Supplied entries:
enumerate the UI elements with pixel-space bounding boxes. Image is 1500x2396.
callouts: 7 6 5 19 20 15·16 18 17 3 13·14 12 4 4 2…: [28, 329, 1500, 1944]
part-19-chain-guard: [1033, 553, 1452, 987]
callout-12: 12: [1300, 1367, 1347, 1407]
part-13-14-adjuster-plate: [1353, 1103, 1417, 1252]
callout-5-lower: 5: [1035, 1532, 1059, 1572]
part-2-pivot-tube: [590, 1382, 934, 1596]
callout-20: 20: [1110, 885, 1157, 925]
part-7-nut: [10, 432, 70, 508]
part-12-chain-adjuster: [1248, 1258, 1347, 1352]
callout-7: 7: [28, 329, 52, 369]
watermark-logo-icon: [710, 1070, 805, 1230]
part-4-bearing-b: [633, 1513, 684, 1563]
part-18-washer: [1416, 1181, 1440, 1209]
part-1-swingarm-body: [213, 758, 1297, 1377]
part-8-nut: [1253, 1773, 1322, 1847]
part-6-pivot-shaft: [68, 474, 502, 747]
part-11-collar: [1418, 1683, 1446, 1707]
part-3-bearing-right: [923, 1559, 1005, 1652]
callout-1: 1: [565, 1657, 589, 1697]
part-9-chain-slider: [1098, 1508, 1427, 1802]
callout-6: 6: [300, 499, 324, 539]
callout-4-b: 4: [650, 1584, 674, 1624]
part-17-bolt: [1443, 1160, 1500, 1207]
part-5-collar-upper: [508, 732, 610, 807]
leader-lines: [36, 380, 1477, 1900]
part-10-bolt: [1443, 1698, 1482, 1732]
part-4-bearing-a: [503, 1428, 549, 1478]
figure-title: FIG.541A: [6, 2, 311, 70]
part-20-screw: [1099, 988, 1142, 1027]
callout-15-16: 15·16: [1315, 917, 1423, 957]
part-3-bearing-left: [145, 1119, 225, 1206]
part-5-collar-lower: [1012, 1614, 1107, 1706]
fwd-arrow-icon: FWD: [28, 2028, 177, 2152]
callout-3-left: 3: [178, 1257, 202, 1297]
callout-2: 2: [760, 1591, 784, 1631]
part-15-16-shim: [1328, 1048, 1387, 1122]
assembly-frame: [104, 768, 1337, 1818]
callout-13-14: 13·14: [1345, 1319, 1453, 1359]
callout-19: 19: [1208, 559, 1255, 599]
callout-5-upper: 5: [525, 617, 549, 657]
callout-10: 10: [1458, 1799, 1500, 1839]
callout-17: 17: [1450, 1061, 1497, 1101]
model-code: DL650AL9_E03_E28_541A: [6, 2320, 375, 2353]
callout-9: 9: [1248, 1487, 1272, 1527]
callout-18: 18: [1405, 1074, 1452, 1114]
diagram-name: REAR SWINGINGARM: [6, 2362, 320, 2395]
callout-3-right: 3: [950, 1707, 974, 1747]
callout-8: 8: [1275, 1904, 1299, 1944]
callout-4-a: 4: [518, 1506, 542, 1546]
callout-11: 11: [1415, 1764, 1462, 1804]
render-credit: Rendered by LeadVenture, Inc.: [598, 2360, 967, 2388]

To be done: Reproduce every line of the entries above, character for character, in their original order.

Completed exercise:
enumerate the UI elements with pixel-space bounding boxes. Image is 1500x2396.
callouts: 7 6 5 19 20 15·16 18 17 3 13·14 12 4 4 2…: [28, 329, 1500, 1944]
part-19-chain-guard: [1033, 553, 1452, 987]
callout-12: 12: [1300, 1367, 1347, 1407]
part-13-14-adjuster-plate: [1353, 1103, 1417, 1252]
callout-5-lower: 5: [1035, 1532, 1059, 1572]
part-2-pivot-tube: [590, 1382, 934, 1596]
callout-20: 20: [1110, 885, 1157, 925]
part-7-nut: [10, 432, 70, 508]
part-12-chain-adjuster: [1248, 1258, 1347, 1352]
callout-7: 7: [28, 329, 52, 369]
watermark-logo-icon: [710, 1070, 805, 1230]
part-4-bearing-b: [633, 1513, 684, 1563]
part-18-washer: [1416, 1181, 1440, 1209]
part-1-swingarm-body: [213, 758, 1297, 1377]
part-8-nut: [1253, 1773, 1322, 1847]
part-6-pivot-shaft: [68, 474, 502, 747]
part-11-collar: [1418, 1683, 1446, 1707]
part-3-bearing-right: [923, 1559, 1005, 1652]
callout-1: 1: [565, 1657, 589, 1697]
part-9-chain-slider: [1098, 1508, 1427, 1802]
callout-6: 6: [300, 499, 324, 539]
callout-4-b: 4: [650, 1584, 674, 1624]
part-17-bolt: [1443, 1160, 1500, 1207]
part-5-collar-upper: [508, 732, 610, 807]
leader-lines: [36, 380, 1477, 1900]
part-10-bolt: [1443, 1698, 1482, 1732]
part-4-bearing-a: [503, 1428, 549, 1478]
figure-title: FIG.541A: [6, 2, 311, 70]
part-20-screw: [1099, 988, 1142, 1027]
callout-15-16: 15·16: [1315, 917, 1423, 957]
part-3-bearing-left: [145, 1119, 225, 1206]
part-5-collar-lower: [1012, 1614, 1107, 1706]
fwd-arrow-icon: FWD: [28, 2028, 177, 2152]
callout-3-left: 3: [178, 1257, 202, 1297]
callout-2: 2: [760, 1591, 784, 1631]
part-15-16-shim: [1328, 1048, 1387, 1122]
assembly-frame: [104, 768, 1337, 1818]
callout-13-14: 13·14: [1345, 1319, 1453, 1359]
callout-19: 19: [1208, 559, 1255, 599]
callout-5-upper: 5: [525, 617, 549, 657]
callout-10: 10: [1458, 1799, 1500, 1839]
callout-17: 17: [1450, 1061, 1497, 1101]
model-code: DL650AL9_E03_E28_541A: [6, 2320, 375, 2353]
callout-9: 9: [1248, 1487, 1272, 1527]
callout-18: 18: [1405, 1074, 1452, 1114]
diagram-name: REAR SWINGINGARM: [6, 2362, 320, 2395]
callout-3-right: 3: [950, 1707, 974, 1747]
callout-8: 8: [1275, 1904, 1299, 1944]
callout-4-a: 4: [518, 1506, 542, 1546]
callout-11: 11: [1415, 1764, 1462, 1804]
render-credit: Rendered by LeadVenture, Inc.: [598, 2360, 967, 2388]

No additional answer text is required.